→ TASK REQUIREMENTS
Lines that contain "been" are to be counted; give only their number.

→ RECORDS
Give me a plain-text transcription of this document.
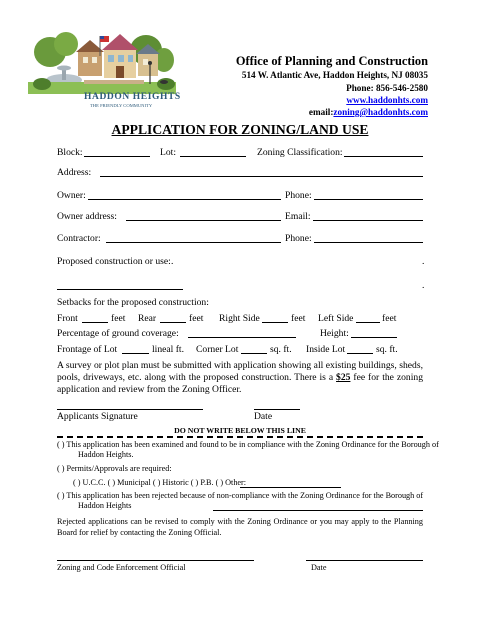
HADDON HEIGHTS
THE FRIENDLY COMMUNITY
Office of Planning and Construction
514 W. Atlantic Ave, Haddon Heights, NJ 08035
Phone: 856-546-2580
www.haddonhts.com
email:zoning@haddonhts.com
APPLICATION FOR ZONING/LAND USE
Block:	Lot:	Zoning Classification:
Address:
Owner:	Phone:
Owner address:	Email:
Contractor:	Phone:
Proposed construction or use: .	.
.
Setbacks for the proposed construction:
Front	feet Rear	feet Right Side	feet Left Side	feet
Percentage of ground coverage:	Height:
Frontage of Lot	lineal ft. Corner Lot	sq. ft. Inside Lot	sq. ft.
A survey or plot plan must be submitted with application showing all existing buildings, sheds, pools, driveways, etc. along with the proposed construction. There is a $25 fee for the zoning application and review from the Zoning Officer.
Applicants Signature	Date
DO NOT WRITE BELOW THIS LINE
( ) This application has been examined and found to be in compliance with the Zoning Ordinance for the Borough of Haddon Heights.
( ) Permits/Approvals are required:
( ) U.C.C. ( ) Municipal ( ) Historic ( ) P.B. ( ) Other:
( ) This application has been rejected because of non-compliance with the Zoning Ordinance for the Borough of Haddon Heights
Rejected applications can be revised to comply with the Zoning Ordinance or you may apply to the Planning Board for relief by contacting the Zoning Official.
Zoning and Code Enforcement Official	Date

→ IN RESPONSE
2